Data for the task
* BEGIN *
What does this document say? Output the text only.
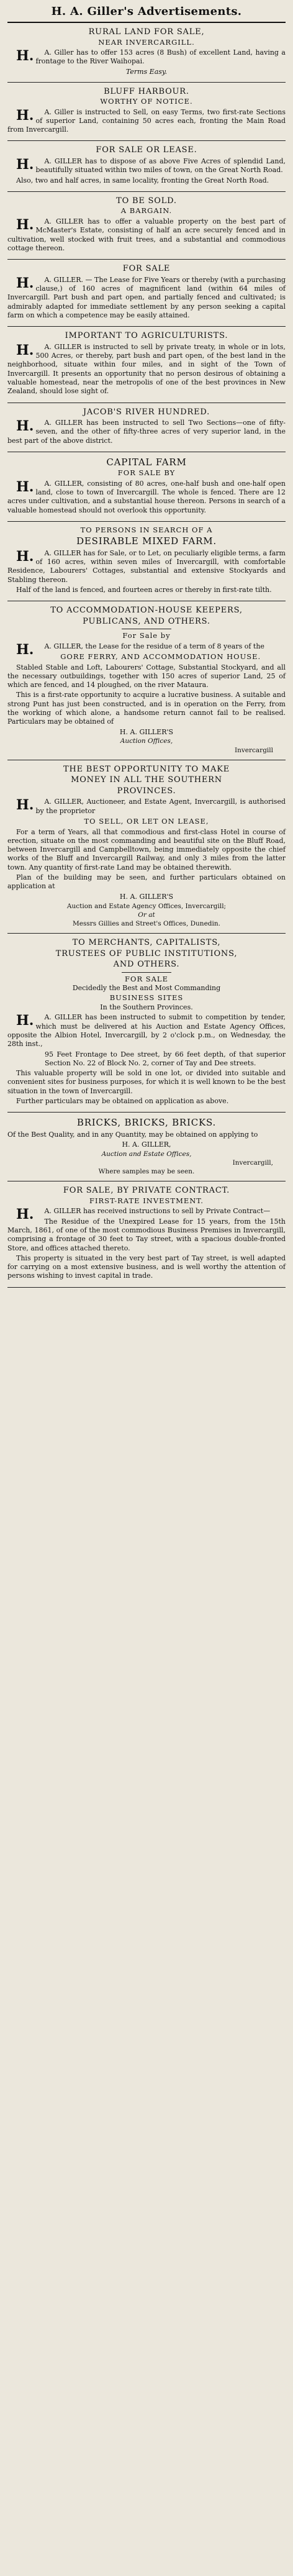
H. A. Giller's Advertisements.
RURAL LAND FOR SALE,
NEAR INVERCARGILL.

H.A. Giller has to offer 153 acres (8 Bush) of excellent Land, having a frontage to the River Waihopai.

Terms Easy.
BLUFF HARBOUR.
WORTHY OF NOTICE.

H.A. Giller is instructed to Sell, on easy Terms, two first-rate Sections of superior Land, containing 50 acres each, fronting the Main Road from Invercargill.

FOR SALE OR LEASE.

H.A. GILLER has to dispose of as above Five Acres of splendid Land, beautifully situated within two miles of town, on the Great North Road.

Also, two and half acres, in same locality, fronting the Great North Road.

TO BE SOLD.
A BARGAIN.

H.A. GILLER has to offer a valuable property on the best part of McMaster's Estate, consisting of half an acre securely fenced and in cultivation, well stocked with fruit trees, and a substantial and commodious cottage thereon.

FOR SALE

H.A. GILLER. — The Lease for Five Years or thereby (with a purchasing clause,) of 160 acres of magnificent land (within 64 miles of Invercargill. Part bush and part open, and partially fenced and cultivated; is admirably adapted for immediate settlement by any person seeking a capital farm on which a competence may be easily attained.

IMPORTANT TO AGRICULTURISTS.

H.A. GILLER is instructed to sell by private treaty, in whole or in lots, 500 Acres, or thereby, part bush and part open, of the best land in the neighborhood, situate within four miles, and in sight of the Town of Invercargill. It presents an opportunity that no person desirous of obtaining a valuable homestead, near the metropolis of one of the best provinces in New Zealand, should lose sight of.

JACOB'S RIVER HUNDRED.

H.A. GILLER has been instructed to sell Two Sections—one of fifty-seven, and the other of fifty-three acres of very superior land, in the best part of the above district.

CAPITAL FARM
FOR SALE BY

H.A. GILLER, consisting of 80 acres, one-half bush and one-half open land, close to town of Invercargill. The whole is fenced. There are 12 acres under cultivation, and a substantial house thereon. Persons in search of a valuable homestead should not overlook this opportunity.

TO PERSONS IN SEARCH OF A
DESIRABLE MIXED FARM.

H.A. GILLER has for Sale, or to Let, on peculiarly eligible terms, a farm of 160 acres, within seven miles of Invercargill, with comfortable Residence, Labourers' Cottages, substantial and extensive Stockyards and Stabling thereon.

Half of the land is fenced, and fourteen acres or thereby in first-rate tilth.

TO ACCOMMODATION-HOUSE KEEPERS,
PUBLICANS, AND OTHERS.
For Sale by

H.A. GILLER, the Lease for the residue of a term of 8 years of the

GORE FERRY, AND ACCOMMODATION HOUSE.

Stabled Stable and Loft, Labourers' Cottage, Substantial Stockyard, and all the necessary outbuildings, together with 150 acres of superior Land, 25 of which are fenced, and 14 ploughed, on the river Mataura.

This is a first-rate opportunity to acquire a lucrative business. A suitable and strong Punt has just been constructed, and is in operation on the Ferry, from the working of which alone, a handsome return cannot fail to be realised. Particulars may be obtained of

H. A. GILLER'S
Auction Offices,
Invercargill
THE BEST OPPORTUNITY TO MAKE
MONEY IN ALL THE SOUTHERN
PROVINCES.

H.A. GILLER, Auctioneer, and Estate Agent, Invercargill, is authorised by the proprietor

TO SELL, OR LET ON LEASE,

For a term of Years, all that commodious and first-class Hotel in course of erection, situate on the most commanding and beautiful site on the Bluff Road, between Invercargill and Campbelltown, being immediately opposite the chief works of the Bluff and Invercargill Railway, and only 3 miles from the latter town. Any quantity of first-rate Land may be obtained therewith.

Plan of the building may be seen, and further particulars obtained on application at

H. A. GILLER'S
Auction and Estate Agency Offices, Invercargill;
Or at
Messrs Gillies and Street's Offices, Dunedin.
TO MERCHANTS, CAPITALISTS,
TRUSTEES OF PUBLIC INSTITUTIONS,
AND OTHERS.
FOR SALE
Decidedly the Best and Most Commanding
BUSINESS SITES
In the Southern Provinces.

H.A. GILLER has been instructed to submit to competition by tender, which must be delivered at his Auction and Estate Agency Offices, opposite the Albion Hotel, Invercargill, by 2 o'clock p.m., on Wednesday, the 28th inst.,

95 Feet Frontage to Dee street, by 66 feet depth, of that superior Section No. 22 of Block No. 2, corner of Tay and Dee streets.

This valuable property will be sold in one lot, or divided into suitable and convenient sites for business purposes, for which it is well known to be the best situation in the town of Invercargill.

Further particulars may be obtained on application as above.

BRICKS, BRICKS, BRICKS.

Of the Best Quality, and in any Quantity, may be obtained on applying to

H. A. GILLER,
Auction and Estate Offices,
Invercargill,
Where samples may be seen.
FOR SALE, BY PRIVATE CONTRACT.
FIRST-RATE INVESTMENT.

H.A. GILLER has received instructions to sell by Private Contract—

The Residue of the Unexpired Lease for 15 years, from the 15th March, 1861, of one of the most commodious Business Premises in Invercargill, comprising a frontage of 30 feet to Tay street, with a spacious double-fronted Store, and offices attached thereto.

This property is situated in the very best part of Tay street, is well adapted for carrying on a most extensive business, and is well worthy the attention of persons wishing to invest capital in trade.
* END *
Directions
Return all the lines that contain the string "adapted".

Answer below
H.A. GILLER. — The Lease for Five Years or thereby (with a purchasing clause,) of 160 acres of magnificent land (within 64 miles of Invercargill. Part bush and part open, and partially fenced and cultivated; is admirably adapted for immediate settlement by any person seeking a capital farm on which a competence may be easily attained.
This property is situated in the very best part of Tay street, is well adapted for carrying on a most extensive business, and is well worthy the attention of persons wishing to invest capital in trade.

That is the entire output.